◆ **Request**
Extract each line bearing the word "name".

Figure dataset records

::::

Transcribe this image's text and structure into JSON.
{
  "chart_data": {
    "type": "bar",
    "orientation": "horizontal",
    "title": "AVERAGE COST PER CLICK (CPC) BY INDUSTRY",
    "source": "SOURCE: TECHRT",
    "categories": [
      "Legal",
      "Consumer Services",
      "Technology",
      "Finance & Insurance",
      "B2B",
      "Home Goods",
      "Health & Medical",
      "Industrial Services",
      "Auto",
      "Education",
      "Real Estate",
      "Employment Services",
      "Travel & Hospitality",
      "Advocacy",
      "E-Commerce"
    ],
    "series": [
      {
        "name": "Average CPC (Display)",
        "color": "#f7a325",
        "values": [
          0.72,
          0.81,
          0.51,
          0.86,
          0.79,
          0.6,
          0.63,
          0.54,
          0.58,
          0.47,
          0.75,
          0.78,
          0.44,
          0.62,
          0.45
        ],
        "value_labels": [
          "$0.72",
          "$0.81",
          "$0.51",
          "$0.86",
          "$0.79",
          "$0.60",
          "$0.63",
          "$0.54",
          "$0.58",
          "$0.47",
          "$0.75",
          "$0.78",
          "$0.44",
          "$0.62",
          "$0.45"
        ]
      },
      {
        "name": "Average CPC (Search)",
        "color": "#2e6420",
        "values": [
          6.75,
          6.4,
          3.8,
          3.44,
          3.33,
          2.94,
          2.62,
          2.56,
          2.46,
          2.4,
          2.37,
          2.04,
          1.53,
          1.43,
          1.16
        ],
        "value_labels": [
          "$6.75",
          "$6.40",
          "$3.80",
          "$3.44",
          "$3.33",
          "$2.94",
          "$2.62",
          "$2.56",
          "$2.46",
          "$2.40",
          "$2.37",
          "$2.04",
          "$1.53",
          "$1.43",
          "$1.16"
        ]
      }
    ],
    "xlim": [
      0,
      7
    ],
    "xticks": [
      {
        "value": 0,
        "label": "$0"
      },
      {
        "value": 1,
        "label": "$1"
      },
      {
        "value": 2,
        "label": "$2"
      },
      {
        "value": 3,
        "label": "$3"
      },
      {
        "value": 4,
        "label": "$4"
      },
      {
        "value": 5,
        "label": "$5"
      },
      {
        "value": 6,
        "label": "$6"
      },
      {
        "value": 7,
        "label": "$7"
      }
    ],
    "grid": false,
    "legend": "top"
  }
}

::::

◆ **Written answer**
        "name": "Average CPC (Display)",
        "name": "Average CPC (Search)",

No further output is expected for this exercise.